▸ **Data for the task**

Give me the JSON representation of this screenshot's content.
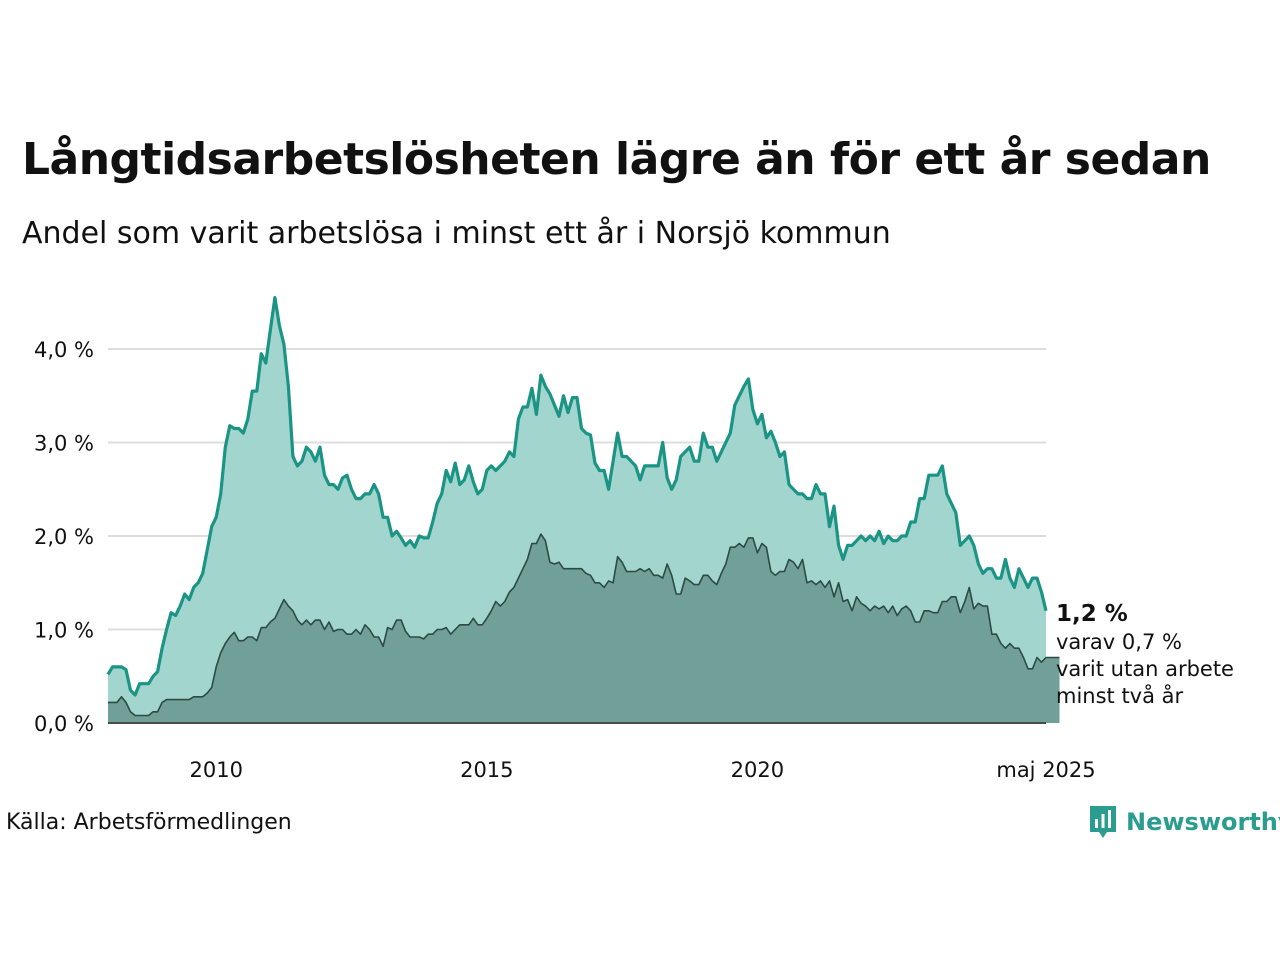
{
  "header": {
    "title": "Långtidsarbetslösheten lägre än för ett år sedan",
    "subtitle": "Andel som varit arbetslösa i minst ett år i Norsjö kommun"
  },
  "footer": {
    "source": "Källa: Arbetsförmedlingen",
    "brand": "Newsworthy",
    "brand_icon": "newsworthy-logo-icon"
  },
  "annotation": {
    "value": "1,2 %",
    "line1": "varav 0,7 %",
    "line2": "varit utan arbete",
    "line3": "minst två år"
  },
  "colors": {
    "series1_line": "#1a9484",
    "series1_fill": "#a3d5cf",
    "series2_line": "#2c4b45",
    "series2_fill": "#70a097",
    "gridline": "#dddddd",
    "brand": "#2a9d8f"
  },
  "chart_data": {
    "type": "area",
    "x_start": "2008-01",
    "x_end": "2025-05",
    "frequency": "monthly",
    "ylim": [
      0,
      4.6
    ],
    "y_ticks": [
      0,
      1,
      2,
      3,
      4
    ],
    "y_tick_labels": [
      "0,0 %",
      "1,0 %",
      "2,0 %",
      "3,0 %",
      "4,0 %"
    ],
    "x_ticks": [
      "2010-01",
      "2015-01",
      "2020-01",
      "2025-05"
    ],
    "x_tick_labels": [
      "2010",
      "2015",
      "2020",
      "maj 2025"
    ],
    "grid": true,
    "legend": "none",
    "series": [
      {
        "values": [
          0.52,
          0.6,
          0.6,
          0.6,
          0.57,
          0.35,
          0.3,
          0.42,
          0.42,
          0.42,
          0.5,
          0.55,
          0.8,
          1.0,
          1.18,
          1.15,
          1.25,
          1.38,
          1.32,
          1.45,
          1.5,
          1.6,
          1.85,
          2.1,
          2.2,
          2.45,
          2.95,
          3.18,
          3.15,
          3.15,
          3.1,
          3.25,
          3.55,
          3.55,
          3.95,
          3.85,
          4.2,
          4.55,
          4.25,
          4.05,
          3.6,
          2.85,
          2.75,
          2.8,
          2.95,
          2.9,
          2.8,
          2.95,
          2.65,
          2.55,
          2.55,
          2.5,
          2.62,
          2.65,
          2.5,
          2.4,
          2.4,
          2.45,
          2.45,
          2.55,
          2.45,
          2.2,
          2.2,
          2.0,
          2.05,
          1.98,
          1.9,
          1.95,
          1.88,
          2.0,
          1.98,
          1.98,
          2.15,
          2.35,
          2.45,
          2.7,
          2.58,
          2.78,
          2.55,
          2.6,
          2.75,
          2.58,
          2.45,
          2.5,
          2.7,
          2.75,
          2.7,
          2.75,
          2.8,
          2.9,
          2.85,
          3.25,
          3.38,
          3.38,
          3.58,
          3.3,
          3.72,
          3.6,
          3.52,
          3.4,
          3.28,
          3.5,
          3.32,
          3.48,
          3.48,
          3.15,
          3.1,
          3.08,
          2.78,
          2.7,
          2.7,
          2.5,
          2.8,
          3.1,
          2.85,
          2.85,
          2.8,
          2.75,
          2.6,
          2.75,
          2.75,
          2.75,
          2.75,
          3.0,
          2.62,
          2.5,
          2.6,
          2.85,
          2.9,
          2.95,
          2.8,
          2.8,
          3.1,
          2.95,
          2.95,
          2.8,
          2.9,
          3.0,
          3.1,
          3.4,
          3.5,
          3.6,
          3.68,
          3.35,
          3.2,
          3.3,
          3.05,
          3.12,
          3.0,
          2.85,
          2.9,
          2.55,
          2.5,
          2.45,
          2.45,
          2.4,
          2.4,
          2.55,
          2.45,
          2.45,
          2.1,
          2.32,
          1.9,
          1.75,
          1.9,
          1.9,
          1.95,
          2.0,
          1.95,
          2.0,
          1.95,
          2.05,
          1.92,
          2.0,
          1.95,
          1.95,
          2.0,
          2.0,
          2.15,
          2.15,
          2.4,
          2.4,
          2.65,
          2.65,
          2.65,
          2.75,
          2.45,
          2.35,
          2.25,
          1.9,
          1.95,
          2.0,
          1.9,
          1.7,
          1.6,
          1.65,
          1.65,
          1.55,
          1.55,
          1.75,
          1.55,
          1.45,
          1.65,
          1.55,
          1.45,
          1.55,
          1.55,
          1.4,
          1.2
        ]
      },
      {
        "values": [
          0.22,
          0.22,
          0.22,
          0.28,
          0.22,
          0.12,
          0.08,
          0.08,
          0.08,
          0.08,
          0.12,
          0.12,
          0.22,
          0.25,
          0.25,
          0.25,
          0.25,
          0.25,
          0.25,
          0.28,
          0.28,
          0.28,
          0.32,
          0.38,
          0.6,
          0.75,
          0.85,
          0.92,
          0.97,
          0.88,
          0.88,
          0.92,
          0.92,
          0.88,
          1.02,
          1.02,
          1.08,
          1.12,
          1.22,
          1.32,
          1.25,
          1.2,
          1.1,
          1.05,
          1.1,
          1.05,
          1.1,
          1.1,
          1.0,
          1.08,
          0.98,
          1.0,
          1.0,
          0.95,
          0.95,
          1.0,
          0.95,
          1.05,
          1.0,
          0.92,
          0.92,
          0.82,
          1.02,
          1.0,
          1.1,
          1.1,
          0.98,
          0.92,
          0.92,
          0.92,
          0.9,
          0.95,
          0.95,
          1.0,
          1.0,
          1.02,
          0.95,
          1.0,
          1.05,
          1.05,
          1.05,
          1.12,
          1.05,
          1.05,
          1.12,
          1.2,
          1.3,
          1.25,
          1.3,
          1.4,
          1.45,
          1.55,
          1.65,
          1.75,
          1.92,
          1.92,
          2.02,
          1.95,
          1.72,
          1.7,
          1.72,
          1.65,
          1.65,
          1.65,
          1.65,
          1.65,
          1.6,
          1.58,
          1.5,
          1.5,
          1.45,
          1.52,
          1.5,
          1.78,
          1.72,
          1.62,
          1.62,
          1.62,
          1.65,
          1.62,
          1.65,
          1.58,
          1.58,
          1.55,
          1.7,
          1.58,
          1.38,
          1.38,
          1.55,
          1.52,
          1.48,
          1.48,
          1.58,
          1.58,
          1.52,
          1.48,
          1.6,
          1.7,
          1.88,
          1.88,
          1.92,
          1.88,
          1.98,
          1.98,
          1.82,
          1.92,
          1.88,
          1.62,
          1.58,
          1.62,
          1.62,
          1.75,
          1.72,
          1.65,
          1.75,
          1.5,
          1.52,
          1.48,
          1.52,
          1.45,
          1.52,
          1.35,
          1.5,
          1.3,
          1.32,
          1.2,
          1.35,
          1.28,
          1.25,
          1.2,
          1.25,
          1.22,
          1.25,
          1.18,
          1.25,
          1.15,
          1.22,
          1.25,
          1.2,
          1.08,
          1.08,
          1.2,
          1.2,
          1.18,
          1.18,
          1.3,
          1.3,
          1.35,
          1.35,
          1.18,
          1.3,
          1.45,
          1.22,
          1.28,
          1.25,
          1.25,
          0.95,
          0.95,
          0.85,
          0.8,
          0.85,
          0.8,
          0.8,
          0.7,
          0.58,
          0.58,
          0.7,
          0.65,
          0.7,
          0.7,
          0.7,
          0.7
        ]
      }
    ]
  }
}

* * *

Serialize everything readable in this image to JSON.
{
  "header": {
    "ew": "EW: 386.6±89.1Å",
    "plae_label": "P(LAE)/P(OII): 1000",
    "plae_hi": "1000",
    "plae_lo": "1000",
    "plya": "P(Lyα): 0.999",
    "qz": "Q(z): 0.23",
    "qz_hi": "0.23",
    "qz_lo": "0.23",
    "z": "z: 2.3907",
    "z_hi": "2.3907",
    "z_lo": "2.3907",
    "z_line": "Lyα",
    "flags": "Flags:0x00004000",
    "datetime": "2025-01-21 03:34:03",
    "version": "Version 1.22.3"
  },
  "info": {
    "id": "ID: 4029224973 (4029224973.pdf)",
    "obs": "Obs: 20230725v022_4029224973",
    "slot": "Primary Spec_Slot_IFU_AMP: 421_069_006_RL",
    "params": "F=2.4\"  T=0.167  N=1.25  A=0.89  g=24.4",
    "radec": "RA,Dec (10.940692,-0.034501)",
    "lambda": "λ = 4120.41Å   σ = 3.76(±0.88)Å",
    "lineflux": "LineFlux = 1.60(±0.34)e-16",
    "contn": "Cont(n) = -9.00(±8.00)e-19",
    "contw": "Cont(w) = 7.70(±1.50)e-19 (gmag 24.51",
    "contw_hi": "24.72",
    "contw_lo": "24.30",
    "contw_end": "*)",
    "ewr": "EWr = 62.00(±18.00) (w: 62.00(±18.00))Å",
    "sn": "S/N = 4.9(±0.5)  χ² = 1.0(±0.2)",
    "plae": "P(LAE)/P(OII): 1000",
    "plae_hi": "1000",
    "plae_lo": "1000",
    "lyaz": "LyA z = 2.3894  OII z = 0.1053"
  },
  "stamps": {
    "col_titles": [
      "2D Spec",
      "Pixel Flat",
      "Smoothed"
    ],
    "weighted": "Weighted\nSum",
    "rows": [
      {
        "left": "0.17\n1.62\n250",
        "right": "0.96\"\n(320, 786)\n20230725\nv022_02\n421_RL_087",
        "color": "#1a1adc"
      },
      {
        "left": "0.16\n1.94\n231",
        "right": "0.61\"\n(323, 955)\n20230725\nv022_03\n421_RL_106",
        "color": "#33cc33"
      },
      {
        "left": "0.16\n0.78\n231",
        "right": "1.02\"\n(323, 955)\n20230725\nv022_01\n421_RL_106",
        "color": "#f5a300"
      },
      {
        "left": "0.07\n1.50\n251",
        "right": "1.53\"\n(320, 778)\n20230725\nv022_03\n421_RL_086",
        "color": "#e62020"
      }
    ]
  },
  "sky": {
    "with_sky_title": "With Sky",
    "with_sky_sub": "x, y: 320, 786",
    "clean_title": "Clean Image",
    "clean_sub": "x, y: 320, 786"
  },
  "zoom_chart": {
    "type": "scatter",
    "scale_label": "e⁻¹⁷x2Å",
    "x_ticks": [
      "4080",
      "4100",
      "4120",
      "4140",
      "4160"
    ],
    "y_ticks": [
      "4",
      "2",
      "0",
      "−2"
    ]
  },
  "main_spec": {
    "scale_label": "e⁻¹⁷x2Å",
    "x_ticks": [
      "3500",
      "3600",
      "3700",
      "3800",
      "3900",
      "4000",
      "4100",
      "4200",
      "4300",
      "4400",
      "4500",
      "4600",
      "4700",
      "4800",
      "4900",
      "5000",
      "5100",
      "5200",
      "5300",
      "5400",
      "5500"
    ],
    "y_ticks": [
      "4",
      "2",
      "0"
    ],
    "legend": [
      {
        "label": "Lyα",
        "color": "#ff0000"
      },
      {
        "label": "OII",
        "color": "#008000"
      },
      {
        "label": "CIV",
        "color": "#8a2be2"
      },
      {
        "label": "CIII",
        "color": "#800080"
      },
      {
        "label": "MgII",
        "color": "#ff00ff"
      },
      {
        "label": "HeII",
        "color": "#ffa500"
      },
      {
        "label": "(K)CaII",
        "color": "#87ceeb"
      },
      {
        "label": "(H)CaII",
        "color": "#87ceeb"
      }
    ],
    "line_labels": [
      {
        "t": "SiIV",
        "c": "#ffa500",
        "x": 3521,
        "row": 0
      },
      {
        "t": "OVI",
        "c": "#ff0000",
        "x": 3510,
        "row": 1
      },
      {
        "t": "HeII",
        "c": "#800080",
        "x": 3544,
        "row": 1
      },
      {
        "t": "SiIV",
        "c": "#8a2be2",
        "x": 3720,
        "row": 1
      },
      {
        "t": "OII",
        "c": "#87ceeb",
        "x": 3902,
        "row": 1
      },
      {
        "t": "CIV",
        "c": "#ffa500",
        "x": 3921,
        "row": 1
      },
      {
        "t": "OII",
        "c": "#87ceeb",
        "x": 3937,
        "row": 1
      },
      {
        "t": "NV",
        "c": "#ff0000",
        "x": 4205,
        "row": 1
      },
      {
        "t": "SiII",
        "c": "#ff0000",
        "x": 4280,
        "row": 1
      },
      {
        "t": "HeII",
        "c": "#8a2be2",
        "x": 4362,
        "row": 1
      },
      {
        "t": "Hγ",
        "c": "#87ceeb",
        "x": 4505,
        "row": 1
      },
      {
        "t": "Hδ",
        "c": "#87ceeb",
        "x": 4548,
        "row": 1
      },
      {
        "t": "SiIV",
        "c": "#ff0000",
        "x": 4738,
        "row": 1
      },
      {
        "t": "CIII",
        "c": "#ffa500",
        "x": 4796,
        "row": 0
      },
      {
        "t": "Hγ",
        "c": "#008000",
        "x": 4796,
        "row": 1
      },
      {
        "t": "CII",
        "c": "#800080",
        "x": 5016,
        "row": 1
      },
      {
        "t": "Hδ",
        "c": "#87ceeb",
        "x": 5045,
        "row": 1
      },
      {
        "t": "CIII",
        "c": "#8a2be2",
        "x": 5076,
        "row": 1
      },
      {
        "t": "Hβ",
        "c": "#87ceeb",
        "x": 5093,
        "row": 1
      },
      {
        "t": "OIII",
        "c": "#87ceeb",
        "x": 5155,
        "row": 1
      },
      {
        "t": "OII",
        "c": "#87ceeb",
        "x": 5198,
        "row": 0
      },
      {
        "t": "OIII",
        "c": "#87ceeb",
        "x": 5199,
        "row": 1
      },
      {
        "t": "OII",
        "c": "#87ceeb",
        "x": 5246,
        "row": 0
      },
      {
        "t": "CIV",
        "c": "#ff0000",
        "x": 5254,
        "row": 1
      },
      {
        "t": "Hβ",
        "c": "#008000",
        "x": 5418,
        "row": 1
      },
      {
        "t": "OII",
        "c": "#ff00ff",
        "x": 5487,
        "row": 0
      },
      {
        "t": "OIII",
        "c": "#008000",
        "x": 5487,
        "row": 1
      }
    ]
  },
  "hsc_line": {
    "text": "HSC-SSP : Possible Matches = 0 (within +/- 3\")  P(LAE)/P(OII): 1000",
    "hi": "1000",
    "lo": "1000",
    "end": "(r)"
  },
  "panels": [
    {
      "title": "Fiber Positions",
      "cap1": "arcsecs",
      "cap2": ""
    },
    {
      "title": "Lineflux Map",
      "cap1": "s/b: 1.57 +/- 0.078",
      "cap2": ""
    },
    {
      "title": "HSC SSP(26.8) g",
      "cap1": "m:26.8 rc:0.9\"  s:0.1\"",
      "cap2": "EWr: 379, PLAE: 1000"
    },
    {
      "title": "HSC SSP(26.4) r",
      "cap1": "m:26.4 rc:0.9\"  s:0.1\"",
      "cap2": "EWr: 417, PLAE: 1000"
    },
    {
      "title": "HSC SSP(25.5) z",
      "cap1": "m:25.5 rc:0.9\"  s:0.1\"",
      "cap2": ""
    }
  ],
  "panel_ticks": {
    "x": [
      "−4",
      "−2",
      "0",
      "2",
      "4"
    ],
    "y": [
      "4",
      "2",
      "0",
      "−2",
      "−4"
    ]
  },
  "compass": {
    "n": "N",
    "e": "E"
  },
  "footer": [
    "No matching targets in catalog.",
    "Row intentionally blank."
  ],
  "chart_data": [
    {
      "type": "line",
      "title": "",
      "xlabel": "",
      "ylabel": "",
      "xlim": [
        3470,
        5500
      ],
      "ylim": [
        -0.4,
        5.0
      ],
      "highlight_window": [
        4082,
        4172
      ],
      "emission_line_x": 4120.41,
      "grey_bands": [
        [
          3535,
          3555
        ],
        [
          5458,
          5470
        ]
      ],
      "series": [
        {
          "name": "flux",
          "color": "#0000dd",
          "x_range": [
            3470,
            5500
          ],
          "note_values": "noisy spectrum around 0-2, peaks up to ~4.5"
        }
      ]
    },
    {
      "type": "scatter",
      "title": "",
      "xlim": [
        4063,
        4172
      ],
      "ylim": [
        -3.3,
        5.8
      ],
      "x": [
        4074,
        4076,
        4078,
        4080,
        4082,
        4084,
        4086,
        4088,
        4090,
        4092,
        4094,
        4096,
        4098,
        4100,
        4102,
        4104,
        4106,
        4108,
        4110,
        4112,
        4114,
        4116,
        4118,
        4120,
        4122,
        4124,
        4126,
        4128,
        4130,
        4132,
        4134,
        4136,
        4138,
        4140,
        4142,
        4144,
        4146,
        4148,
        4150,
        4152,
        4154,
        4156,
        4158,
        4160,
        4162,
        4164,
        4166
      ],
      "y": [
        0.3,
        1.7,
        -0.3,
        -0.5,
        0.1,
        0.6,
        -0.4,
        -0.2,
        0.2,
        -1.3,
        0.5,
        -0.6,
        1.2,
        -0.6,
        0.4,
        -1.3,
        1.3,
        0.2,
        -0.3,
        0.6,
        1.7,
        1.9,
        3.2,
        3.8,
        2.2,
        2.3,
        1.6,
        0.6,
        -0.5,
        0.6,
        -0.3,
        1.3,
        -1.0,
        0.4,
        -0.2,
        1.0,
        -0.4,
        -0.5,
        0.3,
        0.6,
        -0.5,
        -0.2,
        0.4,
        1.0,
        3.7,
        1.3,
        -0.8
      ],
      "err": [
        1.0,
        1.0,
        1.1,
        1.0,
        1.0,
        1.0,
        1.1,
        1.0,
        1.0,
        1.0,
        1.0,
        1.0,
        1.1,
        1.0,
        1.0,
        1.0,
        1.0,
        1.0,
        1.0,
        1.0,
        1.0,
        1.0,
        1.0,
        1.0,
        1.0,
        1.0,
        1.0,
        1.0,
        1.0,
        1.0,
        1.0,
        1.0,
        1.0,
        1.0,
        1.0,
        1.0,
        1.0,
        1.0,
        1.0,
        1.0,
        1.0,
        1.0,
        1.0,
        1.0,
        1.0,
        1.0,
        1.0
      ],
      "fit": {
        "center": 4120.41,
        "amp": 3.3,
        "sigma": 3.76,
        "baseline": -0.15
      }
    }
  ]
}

▸ **Exercise**
Give the number of lines in the entries above that include the string "varit". No other output is expected.

▸ **Response to the task**
2